Structured figure records
☆ ☆ ☆ ☆ ☆

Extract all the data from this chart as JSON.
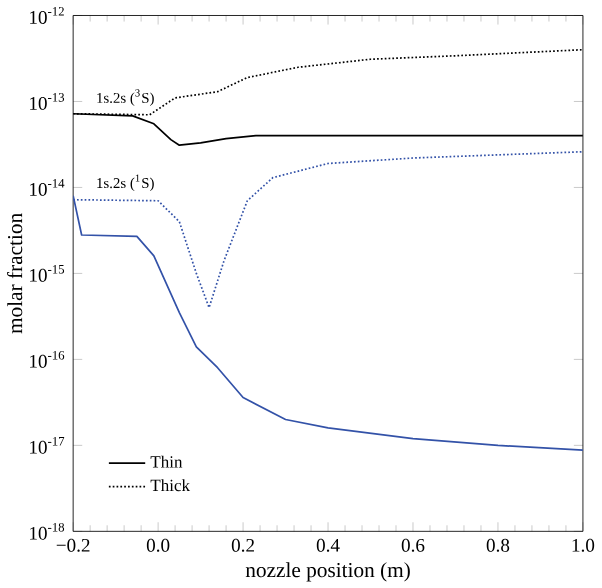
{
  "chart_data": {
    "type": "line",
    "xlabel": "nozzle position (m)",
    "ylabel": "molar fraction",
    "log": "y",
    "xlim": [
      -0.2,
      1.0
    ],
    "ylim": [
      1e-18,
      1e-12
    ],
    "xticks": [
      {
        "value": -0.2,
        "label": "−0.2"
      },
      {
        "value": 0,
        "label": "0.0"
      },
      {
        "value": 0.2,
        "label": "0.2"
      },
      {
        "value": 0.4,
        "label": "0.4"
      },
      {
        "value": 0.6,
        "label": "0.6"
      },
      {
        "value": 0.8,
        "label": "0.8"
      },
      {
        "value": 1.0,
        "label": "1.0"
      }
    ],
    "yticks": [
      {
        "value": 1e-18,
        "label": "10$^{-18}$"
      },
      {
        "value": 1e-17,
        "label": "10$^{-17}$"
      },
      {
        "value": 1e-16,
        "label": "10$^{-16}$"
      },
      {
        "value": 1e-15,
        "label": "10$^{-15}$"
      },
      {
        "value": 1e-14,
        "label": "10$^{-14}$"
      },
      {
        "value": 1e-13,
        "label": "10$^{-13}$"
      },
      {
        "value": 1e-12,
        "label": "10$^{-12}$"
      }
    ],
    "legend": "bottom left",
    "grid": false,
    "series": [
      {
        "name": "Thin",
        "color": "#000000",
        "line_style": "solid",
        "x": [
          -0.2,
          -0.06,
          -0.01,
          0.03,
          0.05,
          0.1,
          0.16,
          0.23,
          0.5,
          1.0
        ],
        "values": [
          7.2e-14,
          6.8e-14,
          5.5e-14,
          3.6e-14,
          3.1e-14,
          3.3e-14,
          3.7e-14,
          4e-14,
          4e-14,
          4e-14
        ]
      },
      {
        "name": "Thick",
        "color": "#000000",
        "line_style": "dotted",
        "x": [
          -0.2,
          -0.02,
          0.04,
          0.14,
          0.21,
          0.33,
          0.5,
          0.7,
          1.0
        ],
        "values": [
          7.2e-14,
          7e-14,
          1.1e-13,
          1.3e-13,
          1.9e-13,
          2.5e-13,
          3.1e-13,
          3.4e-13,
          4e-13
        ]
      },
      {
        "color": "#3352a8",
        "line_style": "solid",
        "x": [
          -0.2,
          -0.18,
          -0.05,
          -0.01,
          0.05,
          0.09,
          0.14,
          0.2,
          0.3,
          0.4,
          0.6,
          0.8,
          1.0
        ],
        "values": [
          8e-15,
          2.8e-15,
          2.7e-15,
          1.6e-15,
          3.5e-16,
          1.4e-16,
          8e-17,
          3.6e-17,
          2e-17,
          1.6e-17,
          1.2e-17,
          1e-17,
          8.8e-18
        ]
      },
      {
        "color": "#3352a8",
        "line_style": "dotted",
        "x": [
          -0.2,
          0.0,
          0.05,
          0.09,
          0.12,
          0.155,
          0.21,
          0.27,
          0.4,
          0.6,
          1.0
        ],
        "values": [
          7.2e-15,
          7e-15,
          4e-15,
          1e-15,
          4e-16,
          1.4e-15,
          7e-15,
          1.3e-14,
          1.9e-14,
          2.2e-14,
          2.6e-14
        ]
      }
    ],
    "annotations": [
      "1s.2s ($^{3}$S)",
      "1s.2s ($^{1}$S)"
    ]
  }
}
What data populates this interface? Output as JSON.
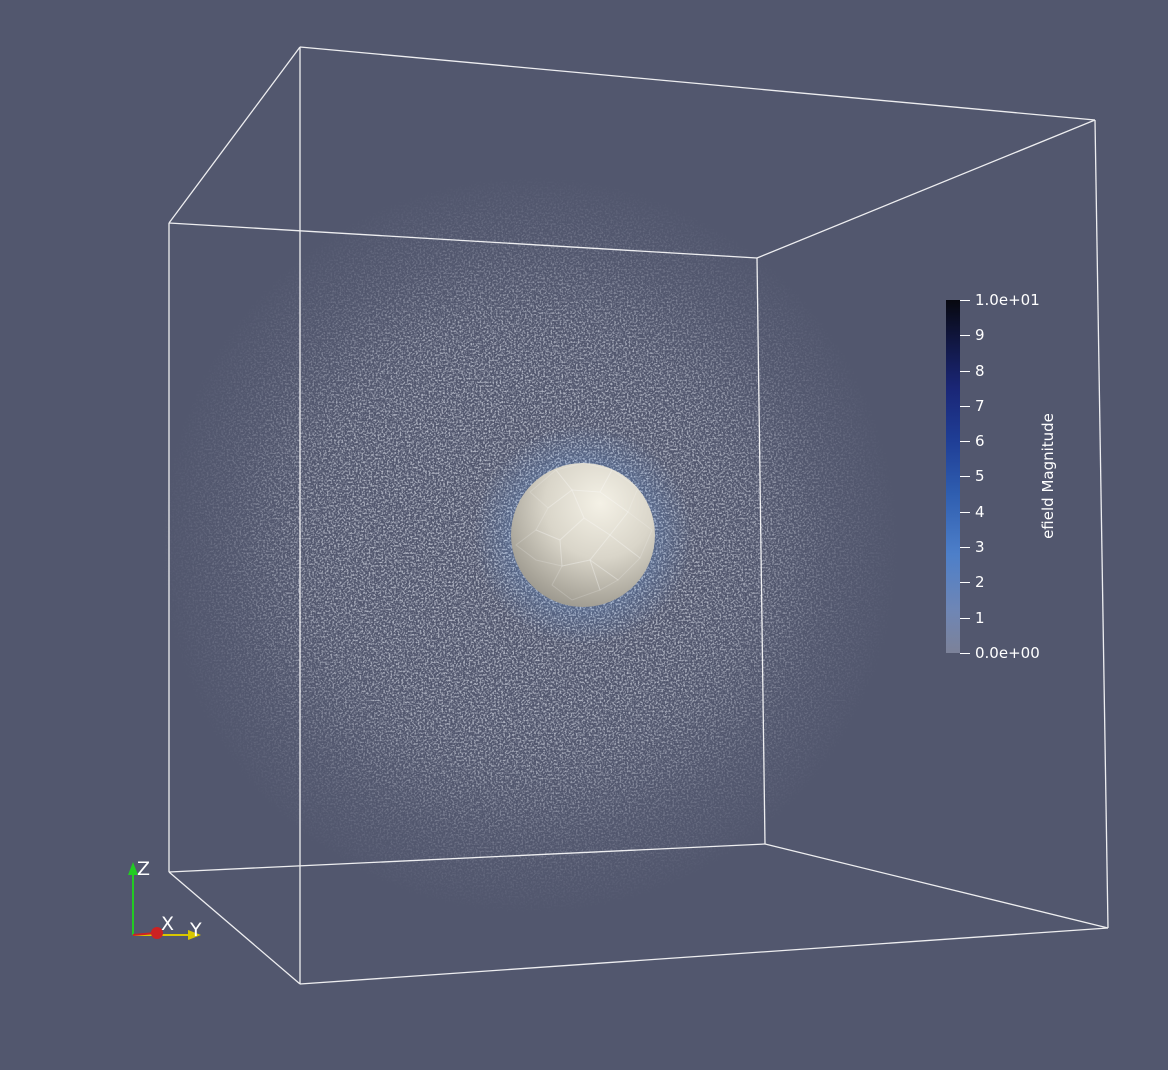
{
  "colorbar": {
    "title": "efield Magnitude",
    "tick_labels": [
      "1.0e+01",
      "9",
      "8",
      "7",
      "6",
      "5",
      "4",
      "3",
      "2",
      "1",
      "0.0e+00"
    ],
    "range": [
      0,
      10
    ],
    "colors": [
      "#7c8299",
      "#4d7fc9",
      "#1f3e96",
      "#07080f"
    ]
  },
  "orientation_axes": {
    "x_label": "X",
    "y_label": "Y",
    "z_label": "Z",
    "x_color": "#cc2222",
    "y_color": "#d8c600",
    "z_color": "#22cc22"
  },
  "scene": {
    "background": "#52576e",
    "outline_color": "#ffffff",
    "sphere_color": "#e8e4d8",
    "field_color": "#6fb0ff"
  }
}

☆ ☆ ☆ ☆ ☆

• Aim: Reproduce each record above by retyping it exactly; omit all images.

• Task solution:
Extract all the data from this chart as JSON.
{
  "chart_data": {
    "type": "line",
    "xlabel": "nozzle position (m)",
    "ylabel": "molar fraction",
    "log": "y",
    "xlim": [
      -0.2,
      1.0
    ],
    "ylim": [
      1e-18,
      1e-12
    ],
    "xticks": [
      {
        "value": -0.2,
        "label": "−0.2"
      },
      {
        "value": 0,
        "label": "0.0"
      },
      {
        "value": 0.2,
        "label": "0.2"
      },
      {
        "value": 0.4,
        "label": "0.4"
      },
      {
        "value": 0.6,
        "label": "0.6"
      },
      {
        "value": 0.8,
        "label": "0.8"
      },
      {
        "value": 1.0,
        "label": "1.0"
      }
    ],
    "yticks": [
      {
        "value": 1e-18,
        "label": "10$^{-18}$"
      },
      {
        "value": 1e-17,
        "label": "10$^{-17}$"
      },
      {
        "value": 1e-16,
        "label": "10$^{-16}$"
      },
      {
        "value": 1e-15,
        "label": "10$^{-15}$"
      },
      {
        "value": 1e-14,
        "label": "10$^{-14}$"
      },
      {
        "value": 1e-13,
        "label": "10$^{-13}$"
      },
      {
        "value": 1e-12,
        "label": "10$^{-12}$"
      }
    ],
    "legend": "bottom left",
    "grid": false,
    "series": [
      {
        "name": "Thin",
        "color": "#000000",
        "line_style": "solid",
        "x": [
          -0.2,
          -0.06,
          -0.01,
          0.03,
          0.05,
          0.1,
          0.16,
          0.23,
          0.5,
          1.0
        ],
        "values": [
          7.2e-14,
          6.8e-14,
          5.5e-14,
          3.6e-14,
          3.1e-14,
          3.3e-14,
          3.7e-14,
          4e-14,
          4e-14,
          4e-14
        ]
      },
      {
        "name": "Thick",
        "color": "#000000",
        "line_style": "dotted",
        "x": [
          -0.2,
          -0.02,
          0.04,
          0.14,
          0.21,
          0.33,
          0.5,
          0.7,
          1.0
        ],
        "values": [
          7.2e-14,
          7e-14,
          1.1e-13,
          1.3e-13,
          1.9e-13,
          2.5e-13,
          3.1e-13,
          3.4e-13,
          4e-13
        ]
      },
      {
        "color": "#3352a8",
        "line_style": "solid",
        "x": [
          -0.2,
          -0.18,
          -0.05,
          -0.01,
          0.05,
          0.09,
          0.14,
          0.2,
          0.3,
          0.4,
          0.6,
          0.8,
          1.0
        ],
        "values": [
          8e-15,
          2.8e-15,
          2.7e-15,
          1.6e-15,
          3.5e-16,
          1.4e-16,
          8e-17,
          3.6e-17,
          2e-17,
          1.6e-17,
          1.2e-17,
          1e-17,
          8.8e-18
        ]
      },
      {
        "color": "#3352a8",
        "line_style": "dotted",
        "x": [
          -0.2,
          0.0,
          0.05,
          0.09,
          0.12,
          0.155,
          0.21,
          0.27,
          0.4,
          0.6,
          1.0
        ],
        "values": [
          7.2e-15,
          7e-15,
          4e-15,
          1e-15,
          4e-16,
          1.4e-15,
          7e-15,
          1.3e-14,
          1.9e-14,
          2.2e-14,
          2.6e-14
        ]
      }
    ],
    "annotations": [
      "1s.2s ($^{3}$S)",
      "1s.2s ($^{1}$S)"
    ]
  }
}
What data populates this interface? Output as JSON.
{
  "colorbar": {
    "title": "efield Magnitude",
    "tick_labels": [
      "1.0e+01",
      "9",
      "8",
      "7",
      "6",
      "5",
      "4",
      "3",
      "2",
      "1",
      "0.0e+00"
    ],
    "range": [
      0,
      10
    ],
    "colors": [
      "#7c8299",
      "#4d7fc9",
      "#1f3e96",
      "#07080f"
    ]
  },
  "orientation_axes": {
    "x_label": "X",
    "y_label": "Y",
    "z_label": "Z",
    "x_color": "#cc2222",
    "y_color": "#d8c600",
    "z_color": "#22cc22"
  },
  "scene": {
    "background": "#52576e",
    "outline_color": "#ffffff",
    "sphere_color": "#e8e4d8",
    "field_color": "#6fb0ff"
  }
}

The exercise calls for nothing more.